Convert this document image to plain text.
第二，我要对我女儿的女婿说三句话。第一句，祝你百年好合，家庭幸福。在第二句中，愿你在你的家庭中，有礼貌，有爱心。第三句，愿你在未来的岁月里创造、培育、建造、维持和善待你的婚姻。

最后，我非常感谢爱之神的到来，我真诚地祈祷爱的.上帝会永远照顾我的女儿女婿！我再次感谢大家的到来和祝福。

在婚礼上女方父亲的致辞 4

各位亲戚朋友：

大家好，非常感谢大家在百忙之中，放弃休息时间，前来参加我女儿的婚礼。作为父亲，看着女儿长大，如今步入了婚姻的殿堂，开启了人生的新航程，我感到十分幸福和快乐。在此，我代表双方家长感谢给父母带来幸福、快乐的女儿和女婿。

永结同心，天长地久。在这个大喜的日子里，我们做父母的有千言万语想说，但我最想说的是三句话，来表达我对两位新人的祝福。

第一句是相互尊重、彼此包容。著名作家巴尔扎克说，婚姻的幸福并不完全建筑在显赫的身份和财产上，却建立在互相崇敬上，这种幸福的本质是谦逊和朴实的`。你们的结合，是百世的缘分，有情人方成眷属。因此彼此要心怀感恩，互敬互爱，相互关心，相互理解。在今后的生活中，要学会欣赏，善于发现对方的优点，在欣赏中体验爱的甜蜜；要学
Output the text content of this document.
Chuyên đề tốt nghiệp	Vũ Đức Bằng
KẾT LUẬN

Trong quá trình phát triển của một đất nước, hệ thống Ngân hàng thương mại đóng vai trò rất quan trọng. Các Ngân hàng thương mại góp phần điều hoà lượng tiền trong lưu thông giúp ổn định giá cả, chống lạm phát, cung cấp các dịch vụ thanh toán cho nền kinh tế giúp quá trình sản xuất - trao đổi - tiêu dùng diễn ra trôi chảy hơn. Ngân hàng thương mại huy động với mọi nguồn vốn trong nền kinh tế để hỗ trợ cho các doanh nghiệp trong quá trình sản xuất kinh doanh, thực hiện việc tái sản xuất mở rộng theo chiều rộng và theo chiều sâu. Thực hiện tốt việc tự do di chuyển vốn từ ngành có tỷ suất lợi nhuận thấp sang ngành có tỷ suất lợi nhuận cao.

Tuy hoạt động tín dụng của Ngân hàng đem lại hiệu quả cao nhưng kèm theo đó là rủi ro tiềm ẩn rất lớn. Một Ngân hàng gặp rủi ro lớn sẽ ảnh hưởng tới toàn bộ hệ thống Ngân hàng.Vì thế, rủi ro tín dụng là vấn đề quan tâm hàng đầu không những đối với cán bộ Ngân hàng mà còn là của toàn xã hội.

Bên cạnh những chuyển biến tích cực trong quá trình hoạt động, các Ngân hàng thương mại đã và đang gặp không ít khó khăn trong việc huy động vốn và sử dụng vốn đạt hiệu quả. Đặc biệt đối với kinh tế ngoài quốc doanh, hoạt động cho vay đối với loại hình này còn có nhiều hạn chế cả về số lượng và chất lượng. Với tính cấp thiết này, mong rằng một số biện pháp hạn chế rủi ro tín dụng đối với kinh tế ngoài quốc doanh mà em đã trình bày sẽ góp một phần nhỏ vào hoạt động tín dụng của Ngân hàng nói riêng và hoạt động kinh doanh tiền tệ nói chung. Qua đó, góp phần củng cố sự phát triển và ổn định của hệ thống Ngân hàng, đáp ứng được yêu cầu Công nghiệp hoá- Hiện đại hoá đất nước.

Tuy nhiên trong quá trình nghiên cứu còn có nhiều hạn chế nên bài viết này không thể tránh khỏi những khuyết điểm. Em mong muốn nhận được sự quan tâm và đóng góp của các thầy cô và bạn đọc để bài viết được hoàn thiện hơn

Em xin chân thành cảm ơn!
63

**Stated goal**
Would you write down every record again, exactly?

**Response to this task**
Convert this document image to plain text.
第二，我要对我女儿的女婿说三句话。第一句，祝你百年好合，家庭幸福。在第二句中，愿你在你的家庭中，有礼貌，有爱心。第三句，愿你在未来的岁月里创造、培育、建造、维持和善待你的婚姻。

最后，我非常感谢爱之神的到来，我真诚地祈祷爱的.上帝会永远照顾我的女儿女婿！我再次感谢大家的到来和祝福。

在婚礼上女方父亲的致辞 4

各位亲戚朋友：

大家好，非常感谢大家在百忙之中，放弃休息时间，前来参加我女儿的婚礼。作为父亲，看着女儿长大，如今步入了婚姻的殿堂，开启了人生的新航程，我感到十分幸福和快乐。在此，我代表双方家长感谢给父母带来幸福、快乐的女儿和女婿。

永结同心，天长地久。在这个大喜的日子里，我们做父母的有千言万语想说，但我最想说的是三句话，来表达我对两位新人的祝福。

第一句是相互尊重、彼此包容。著名作家巴尔扎克说，婚姻的幸福并不完全建筑在显赫的身份和财产上，却建立在互相崇敬上，这种幸福的本质是谦逊和朴实的`。你们的结合，是百世的缘分，有情人方成眷属。因此彼此要心怀感恩，互敬互爱，相互关心，相互理解。在今后的生活中，要学会欣赏，善于发现对方的优点，在欣赏中体验爱的甜蜜；要学
Output the text content of this document.
Chuyên đề tốt nghiệp	Vũ Đức Bằng
KẾT LUẬN

Trong quá trình phát triển của một đất nước, hệ thống Ngân hàng thương mại đóng vai trò rất quan trọng. Các Ngân hàng thương mại góp phần điều hoà lượng tiền trong lưu thông giúp ổn định giá cả, chống lạm phát, cung cấp các dịch vụ thanh toán cho nền kinh tế giúp quá trình sản xuất - trao đổi - tiêu dùng diễn ra trôi chảy hơn. Ngân hàng thương mại huy động với mọi nguồn vốn trong nền kinh tế để hỗ trợ cho các doanh nghiệp trong quá trình sản xuất kinh doanh, thực hiện việc tái sản xuất mở rộng theo chiều rộng và theo chiều sâu. Thực hiện tốt việc tự do di chuyển vốn từ ngành có tỷ suất lợi nhuận thấp sang ngành có tỷ suất lợi nhuận cao.

Tuy hoạt động tín dụng của Ngân hàng đem lại hiệu quả cao nhưng kèm theo đó là rủi ro tiềm ẩn rất lớn. Một Ngân hàng gặp rủi ro lớn sẽ ảnh hưởng tới toàn bộ hệ thống Ngân hàng.Vì thế, rủi ro tín dụng là vấn đề quan tâm hàng đầu không những đối với cán bộ Ngân hàng mà còn là của toàn xã hội.

Bên cạnh những chuyển biến tích cực trong quá trình hoạt động, các Ngân hàng thương mại đã và đang gặp không ít khó khăn trong việc huy động vốn và sử dụng vốn đạt hiệu quả. Đặc biệt đối với kinh tế ngoài quốc doanh, hoạt động cho vay đối với loại hình này còn có nhiều hạn chế cả về số lượng và chất lượng. Với tính cấp thiết này, mong rằng một số biện pháp hạn chế rủi ro tín dụng đối với kinh tế ngoài quốc doanh mà em đã trình bày sẽ góp một phần nhỏ vào hoạt động tín dụng của Ngân hàng nói riêng và hoạt động kinh doanh tiền tệ nói chung. Qua đó, góp phần củng cố sự phát triển và ổn định của hệ thống Ngân hàng, đáp ứng được yêu cầu Công nghiệp hoá- Hiện đại hoá đất nước.

Tuy nhiên trong quá trình nghiên cứu còn có nhiều hạn chế nên bài viết này không thể tránh khỏi những khuyết điểm. Em mong muốn nhận được sự quan tâm và đóng góp của các thầy cô và bạn đọc để bài viết được hoàn thiện hơn

Em xin chân thành cảm ơn!
63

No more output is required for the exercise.